─── Records for processing ───
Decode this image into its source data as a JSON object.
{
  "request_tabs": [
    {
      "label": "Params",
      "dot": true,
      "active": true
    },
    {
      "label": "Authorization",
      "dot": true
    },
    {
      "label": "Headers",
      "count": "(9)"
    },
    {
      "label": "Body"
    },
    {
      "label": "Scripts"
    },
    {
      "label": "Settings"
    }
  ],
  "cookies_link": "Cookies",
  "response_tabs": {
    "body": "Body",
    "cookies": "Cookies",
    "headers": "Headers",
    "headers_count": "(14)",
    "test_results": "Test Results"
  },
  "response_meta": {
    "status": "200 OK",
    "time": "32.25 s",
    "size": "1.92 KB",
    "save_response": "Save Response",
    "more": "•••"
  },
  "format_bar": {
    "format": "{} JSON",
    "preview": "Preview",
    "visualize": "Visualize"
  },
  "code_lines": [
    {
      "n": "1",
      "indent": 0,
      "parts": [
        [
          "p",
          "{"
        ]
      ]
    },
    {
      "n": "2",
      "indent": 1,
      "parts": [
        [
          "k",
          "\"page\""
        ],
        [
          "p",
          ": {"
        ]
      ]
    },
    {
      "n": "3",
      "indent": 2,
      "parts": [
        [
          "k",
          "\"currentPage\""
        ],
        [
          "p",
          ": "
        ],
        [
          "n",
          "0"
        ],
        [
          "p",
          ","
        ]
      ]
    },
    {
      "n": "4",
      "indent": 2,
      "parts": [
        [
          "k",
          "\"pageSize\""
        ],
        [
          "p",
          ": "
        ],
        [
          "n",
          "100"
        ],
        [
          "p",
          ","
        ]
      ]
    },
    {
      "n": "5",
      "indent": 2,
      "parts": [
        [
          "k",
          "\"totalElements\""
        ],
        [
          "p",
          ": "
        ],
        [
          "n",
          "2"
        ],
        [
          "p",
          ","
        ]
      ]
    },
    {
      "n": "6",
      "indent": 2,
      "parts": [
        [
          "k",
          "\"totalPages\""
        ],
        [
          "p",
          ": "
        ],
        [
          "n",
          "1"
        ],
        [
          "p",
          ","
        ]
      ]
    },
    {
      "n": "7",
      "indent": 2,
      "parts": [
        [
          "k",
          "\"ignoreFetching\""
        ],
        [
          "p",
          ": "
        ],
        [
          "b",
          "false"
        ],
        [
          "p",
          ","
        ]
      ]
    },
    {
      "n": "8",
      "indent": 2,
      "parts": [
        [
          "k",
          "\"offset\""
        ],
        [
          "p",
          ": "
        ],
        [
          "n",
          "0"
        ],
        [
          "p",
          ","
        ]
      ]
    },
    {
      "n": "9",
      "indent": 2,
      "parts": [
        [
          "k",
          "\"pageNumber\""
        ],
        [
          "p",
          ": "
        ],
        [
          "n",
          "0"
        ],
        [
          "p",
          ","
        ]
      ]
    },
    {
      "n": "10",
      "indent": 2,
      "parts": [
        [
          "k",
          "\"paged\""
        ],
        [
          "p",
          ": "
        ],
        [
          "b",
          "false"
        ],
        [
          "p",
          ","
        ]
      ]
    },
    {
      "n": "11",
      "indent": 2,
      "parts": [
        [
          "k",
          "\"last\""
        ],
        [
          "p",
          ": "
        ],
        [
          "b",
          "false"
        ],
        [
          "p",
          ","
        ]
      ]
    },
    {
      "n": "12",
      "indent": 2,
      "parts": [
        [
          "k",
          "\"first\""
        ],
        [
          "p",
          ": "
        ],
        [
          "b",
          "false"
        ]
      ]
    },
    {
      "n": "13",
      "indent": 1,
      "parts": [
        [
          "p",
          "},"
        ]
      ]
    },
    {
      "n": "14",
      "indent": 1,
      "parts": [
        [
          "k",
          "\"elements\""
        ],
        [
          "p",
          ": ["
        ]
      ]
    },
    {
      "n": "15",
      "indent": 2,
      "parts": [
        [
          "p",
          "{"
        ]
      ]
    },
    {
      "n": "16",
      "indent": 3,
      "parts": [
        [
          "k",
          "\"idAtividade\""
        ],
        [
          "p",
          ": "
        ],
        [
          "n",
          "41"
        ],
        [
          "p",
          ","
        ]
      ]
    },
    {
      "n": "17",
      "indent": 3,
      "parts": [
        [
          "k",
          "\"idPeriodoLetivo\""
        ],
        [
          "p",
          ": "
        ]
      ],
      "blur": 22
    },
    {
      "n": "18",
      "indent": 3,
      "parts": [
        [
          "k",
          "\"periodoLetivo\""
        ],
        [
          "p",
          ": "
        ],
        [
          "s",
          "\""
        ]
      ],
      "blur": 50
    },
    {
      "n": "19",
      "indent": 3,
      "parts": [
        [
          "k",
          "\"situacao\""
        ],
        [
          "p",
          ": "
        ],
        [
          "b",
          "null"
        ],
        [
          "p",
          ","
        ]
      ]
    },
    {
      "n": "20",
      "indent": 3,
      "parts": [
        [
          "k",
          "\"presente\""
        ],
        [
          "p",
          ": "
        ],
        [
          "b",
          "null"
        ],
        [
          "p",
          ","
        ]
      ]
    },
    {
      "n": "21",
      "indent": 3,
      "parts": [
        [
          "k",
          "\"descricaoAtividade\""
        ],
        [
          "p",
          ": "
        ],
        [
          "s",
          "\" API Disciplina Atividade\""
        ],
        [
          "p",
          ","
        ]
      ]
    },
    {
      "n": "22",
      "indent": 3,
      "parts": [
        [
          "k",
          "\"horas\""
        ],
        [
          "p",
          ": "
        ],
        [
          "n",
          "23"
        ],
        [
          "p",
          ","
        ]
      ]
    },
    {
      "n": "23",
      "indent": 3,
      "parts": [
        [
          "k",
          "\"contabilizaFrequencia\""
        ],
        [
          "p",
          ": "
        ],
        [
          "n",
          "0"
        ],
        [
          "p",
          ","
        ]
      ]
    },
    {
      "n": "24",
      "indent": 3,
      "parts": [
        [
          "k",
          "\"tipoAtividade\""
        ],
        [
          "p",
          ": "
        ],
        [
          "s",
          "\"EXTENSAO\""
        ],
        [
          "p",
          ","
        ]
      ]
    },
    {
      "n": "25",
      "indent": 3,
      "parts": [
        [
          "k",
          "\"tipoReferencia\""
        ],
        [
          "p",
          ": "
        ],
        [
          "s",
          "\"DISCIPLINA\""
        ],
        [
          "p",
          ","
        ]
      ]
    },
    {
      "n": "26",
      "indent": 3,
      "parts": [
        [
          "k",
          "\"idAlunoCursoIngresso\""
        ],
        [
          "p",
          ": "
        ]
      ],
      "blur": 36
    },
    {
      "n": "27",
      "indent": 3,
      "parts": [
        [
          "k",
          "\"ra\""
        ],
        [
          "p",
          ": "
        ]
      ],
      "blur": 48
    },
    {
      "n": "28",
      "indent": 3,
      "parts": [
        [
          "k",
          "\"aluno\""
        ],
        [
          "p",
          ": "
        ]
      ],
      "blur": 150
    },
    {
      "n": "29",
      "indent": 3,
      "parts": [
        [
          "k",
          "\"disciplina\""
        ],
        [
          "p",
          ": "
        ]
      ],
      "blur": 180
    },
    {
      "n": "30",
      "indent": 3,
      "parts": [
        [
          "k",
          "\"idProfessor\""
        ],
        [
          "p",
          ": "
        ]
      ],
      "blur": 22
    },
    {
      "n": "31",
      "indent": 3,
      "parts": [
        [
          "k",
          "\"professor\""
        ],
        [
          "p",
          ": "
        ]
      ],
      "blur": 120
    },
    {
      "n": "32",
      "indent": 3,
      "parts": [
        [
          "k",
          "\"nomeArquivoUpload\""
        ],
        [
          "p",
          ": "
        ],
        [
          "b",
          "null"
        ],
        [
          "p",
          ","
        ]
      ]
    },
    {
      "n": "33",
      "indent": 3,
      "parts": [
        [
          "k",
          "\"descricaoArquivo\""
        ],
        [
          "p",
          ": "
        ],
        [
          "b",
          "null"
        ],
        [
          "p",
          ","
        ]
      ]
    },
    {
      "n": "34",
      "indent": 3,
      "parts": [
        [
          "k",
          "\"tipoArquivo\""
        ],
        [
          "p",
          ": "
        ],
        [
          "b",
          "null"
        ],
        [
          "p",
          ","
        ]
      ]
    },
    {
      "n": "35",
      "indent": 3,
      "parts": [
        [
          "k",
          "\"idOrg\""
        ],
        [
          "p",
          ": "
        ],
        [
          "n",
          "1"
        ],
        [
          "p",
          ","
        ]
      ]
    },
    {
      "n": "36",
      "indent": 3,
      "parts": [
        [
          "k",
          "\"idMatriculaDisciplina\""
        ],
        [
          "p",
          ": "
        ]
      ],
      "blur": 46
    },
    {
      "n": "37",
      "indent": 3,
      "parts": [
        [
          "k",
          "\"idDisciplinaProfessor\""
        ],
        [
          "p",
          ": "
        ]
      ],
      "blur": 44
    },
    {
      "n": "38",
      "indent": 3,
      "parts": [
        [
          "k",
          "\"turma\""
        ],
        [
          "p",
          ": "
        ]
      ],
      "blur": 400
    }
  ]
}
───
* What the task asks:
Provide the number of lines in the entries that include "Cookies", and no other text.

* Reply to the exercise:
2